**DOCUMENT PASSAGE**
What does it mean to cultivate a sustainable internal garden in your heart? What qualities are you trying to harvest to grow in your heart?

A connected leaf is green, is full of chlorophyll, but one disconnected from the branch turns brown and dry.

A fruit that’s fallen to the ground, being disconnected from its source of life, shrivels and dries up.

When we are separated from our Source, when we are isolated, we feel existential loneliness and often alienation.

In Bhakti, we use the metaphor of planting a seed of devotion within our heart. The tender creeper of devotion is described as a wish - fulfilling creeper that grows in the field of our hearts. It’s a vine, it leans in - on what?

Sri Radha, the sacred feminine, is the vine that wraps around the Tree of Life, Sri Krsna, the original divine masculine…

Bhakti Devi, the goddess of devotion, is expanded from Sri Radha…

In Bhakti, our hearts are meant to bloom, to fructify in joy into delicious tasty fruits and fragrant flowers — the cultivation of Bhakti is the greening or awakening of the soul.

Giving pleasure to our Source, Sri Krsna, but also feeling the pleasure of that connectedness, and interconnectedness to all other living beings, experiencing that joy ourselves.

When we are separated from our Source, when we are isolated, we feel existential loneliness and often alienation.

According to the Bhakti tradition, as jiva souls, eternal sparks or parts, we lean in… we are the leaves and flowers of that Bhakti creeper of devotion, that lovingly wraps around our Source, the tree of life, Who is Sri Krsna.

What does it mean to cultivate a sustainable internal garden in our hearts?

**TO DO**
Duplicate the part of the passage on cultivating devotion in the heart that runs from "In Bhakti, we" up to and including "of the soul.".

**EXTRACTED ENTRIES**

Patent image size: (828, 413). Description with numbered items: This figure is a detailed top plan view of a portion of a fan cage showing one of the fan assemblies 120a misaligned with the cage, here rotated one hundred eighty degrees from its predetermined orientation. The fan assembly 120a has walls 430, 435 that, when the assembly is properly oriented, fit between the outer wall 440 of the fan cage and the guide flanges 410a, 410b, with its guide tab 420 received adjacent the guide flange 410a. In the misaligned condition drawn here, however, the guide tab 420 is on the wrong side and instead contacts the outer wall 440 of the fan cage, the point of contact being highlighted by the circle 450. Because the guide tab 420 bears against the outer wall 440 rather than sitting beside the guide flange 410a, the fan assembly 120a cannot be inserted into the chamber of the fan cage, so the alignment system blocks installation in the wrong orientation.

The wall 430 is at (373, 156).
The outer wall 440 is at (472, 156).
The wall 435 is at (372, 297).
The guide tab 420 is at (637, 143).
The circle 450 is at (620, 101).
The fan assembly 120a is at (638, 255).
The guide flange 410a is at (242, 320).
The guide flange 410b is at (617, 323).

**CORRECT RESULT**
In Bhakti, we use the metaphor of planting a seed of devotion within our heart. The tender creeper of devotion is described as a wish - fulfilling creeper that grows in the field of our hearts. It’s a vine, it leans in - on what?

Sri Radha, the sacred feminine, is the vine that wraps around the Tree of Life, Sri Krsna, the original divine masculine…

Bhakti Devi, the goddess of devotion, is expanded from Sri Radha…

In Bhakti, our hearts are meant to bloom, to fructify in joy into delicious tasty fruits and fragrant flowers — the cultivation of Bhakti is the greening or awakening of the soul.